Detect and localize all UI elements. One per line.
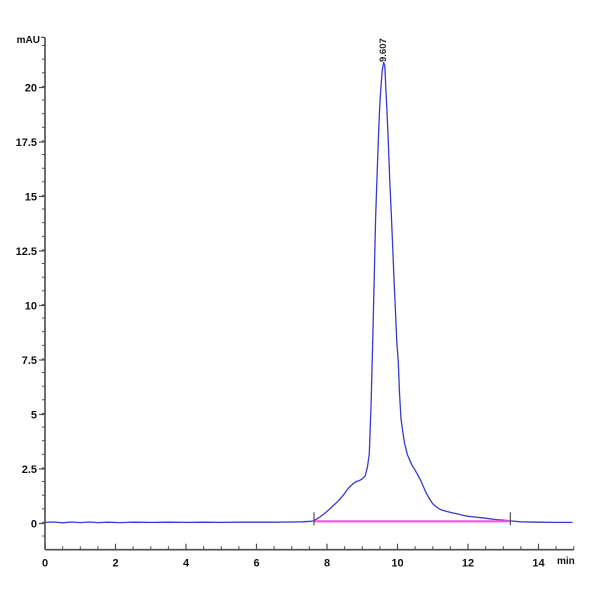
y-tick-label: 5: [31, 410, 37, 422]
x-tick-label: 0: [42, 558, 48, 570]
signal-trace: [44, 61, 573, 524]
y-tick-label: 20: [25, 83, 37, 95]
y-tick-label: 0: [31, 519, 37, 531]
x-tick-label: 12: [462, 558, 474, 570]
y-tick-label: 12.5: [16, 246, 37, 258]
x-tick-label: 2: [112, 558, 118, 570]
x-tick-label: 8: [324, 558, 330, 570]
x-axis-unit-label: min: [557, 556, 575, 567]
y-tick-label: 7.5: [22, 355, 37, 367]
y-axis-unit-label: mAU: [16, 35, 40, 46]
y-tick-label: 17.5: [16, 137, 37, 149]
y-tick-label: 15: [25, 192, 37, 204]
peak-retention-time-label: 9.607: [378, 38, 389, 62]
y-tick-label: 10: [25, 301, 37, 313]
x-tick-label: 4: [183, 558, 190, 570]
x-tick-label: 10: [391, 558, 403, 570]
x-tick-label: 6: [253, 558, 259, 570]
y-tick-label: 2.5: [22, 464, 37, 476]
x-tick-label: 14: [532, 558, 545, 570]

**Required work**.
Return the lines verbatim, starting at the line that contains "y-tick-label: 5: [31, 410, 37, 422]" and ending with the final line, both included.

**Solution to this task**.
y-tick-label: 5: [31, 410, 37, 422]
x-tick-label: 0: [42, 558, 48, 570]
signal-trace: [44, 61, 573, 524]
y-tick-label: 20: [25, 83, 37, 95]
y-tick-label: 0: [31, 519, 37, 531]
x-tick-label: 12: [462, 558, 474, 570]
y-tick-label: 12.5: [16, 246, 37, 258]
x-tick-label: 2: [112, 558, 118, 570]
x-tick-label: 8: [324, 558, 330, 570]
x-axis-unit-label: min: [557, 556, 575, 567]
y-tick-label: 7.5: [22, 355, 37, 367]
y-axis-unit-label: mAU: [16, 35, 40, 46]
y-tick-label: 17.5: [16, 137, 37, 149]
y-tick-label: 15: [25, 192, 37, 204]
peak-retention-time-label: 9.607: [378, 38, 389, 62]
y-tick-label: 10: [25, 301, 37, 313]
x-tick-label: 4: [183, 558, 190, 570]
x-tick-label: 10: [391, 558, 403, 570]
x-tick-label: 6: [253, 558, 259, 570]
y-tick-label: 2.5: [22, 464, 37, 476]
x-tick-label: 14: [532, 558, 545, 570]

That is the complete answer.